Given request
Return all the data below as it stands, minus the pictures.

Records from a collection
________________
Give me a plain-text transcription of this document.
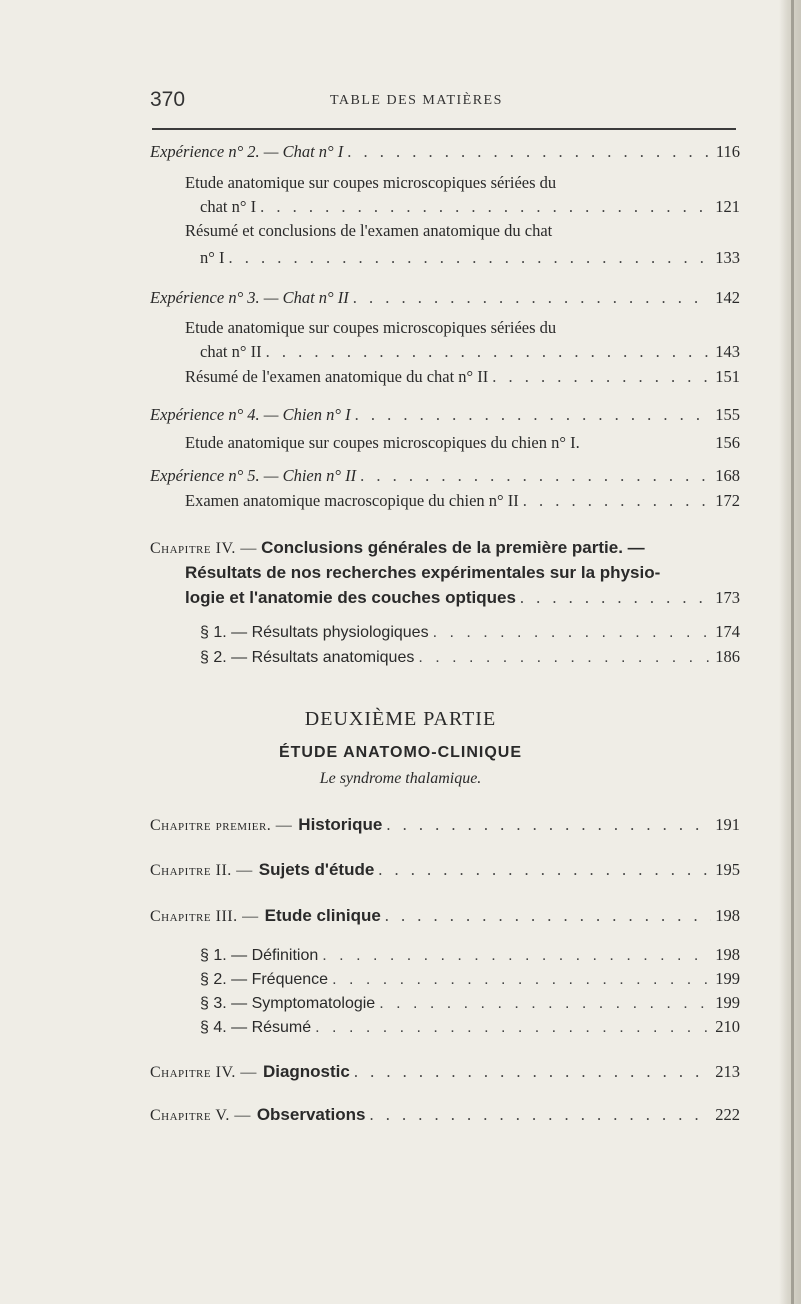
370	TABLE DES MATIÈRES
Expérience n° 2. — Chat n° I . . .	116
Etude anatomique sur coupes microscopiques sériées du
chat n° I . . .	121
Résumé et conclusions de l'examen anatomique du chat
n° I . . .	133
Expérience n° 3. — Chat n° II . . .	142
Etude anatomique sur coupes microscopiques sériées du
chat n° II . . .	143
Résumé de l'examen anatomique du chat n° II . . .	151
Expérience n° 4. — Chien n° I . . .	155
Etude anatomique sur coupes microscopiques du chien n° I.	156
Expérience n° 5. — Chien n° II . . .	168
Examen anatomique macroscopique du chien n° II . . .	172
Chapitre IV. — Conclusions générales de la première partie. —
Résultats de nos recherches expérimentales sur la physio-
logie et l'anatomie des couches optiques . . .	173
§ 1. — Résultats physiologiques . . .	174
§ 2. — Résultats anatomiques . . .	186
DEUXIÈME PARTIE
ÉTUDE ANATOMO-CLINIQUE
Le syndrome thalamique.
Chapitre premier. — Historique . . .	191
Chapitre II. — Sujets d'étude . . .	195
Chapitre III. — Etude clinique . . .	198
§ 1. — Définition . . .	198
§ 2. — Fréquence . . .	199
§ 3. — Symptomatologie . . .	199
§ 4. — Résumé . . .	210
Chapitre IV. — Diagnostic . . .	213
Chapitre V. — Observations . . .	222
________________
Reply
Give me a plain-text transcription of this document.
370	TABLE DES MATIÈRES
Expérience n° 2. — Chat n° I . . .	116
Etude anatomique sur coupes microscopiques sériées du
chat n° I . . .	121
Résumé et conclusions de l'examen anatomique du chat
n° I . . .	133
Expérience n° 3. — Chat n° II . . .	142
Etude anatomique sur coupes microscopiques sériées du
chat n° II . . .	143
Résumé de l'examen anatomique du chat n° II . . .	151
Expérience n° 4. — Chien n° I . . .	155
Etude anatomique sur coupes microscopiques du chien n° I.	156
Expérience n° 5. — Chien n° II . . .	168
Examen anatomique macroscopique du chien n° II . . .	172
Chapitre IV. — Conclusions générales de la première partie. —
Résultats de nos recherches expérimentales sur la physio-
logie et l'anatomie des couches optiques . . .	173
§ 1. — Résultats physiologiques . . .	174
§ 2. — Résultats anatomiques . . .	186
DEUXIÈME PARTIE
ÉTUDE ANATOMO-CLINIQUE
Le syndrome thalamique.
Chapitre premier. — Historique . . .	191
Chapitre II. — Sujets d'étude . . .	195
Chapitre III. — Etude clinique . . .	198
§ 1. — Définition . . .	198
§ 2. — Fréquence . . .	199
§ 3. — Symptomatologie . . .	199
§ 4. — Résumé . . .	210
Chapitre IV. — Diagnostic . . .	213
Chapitre V. — Observations . . .	222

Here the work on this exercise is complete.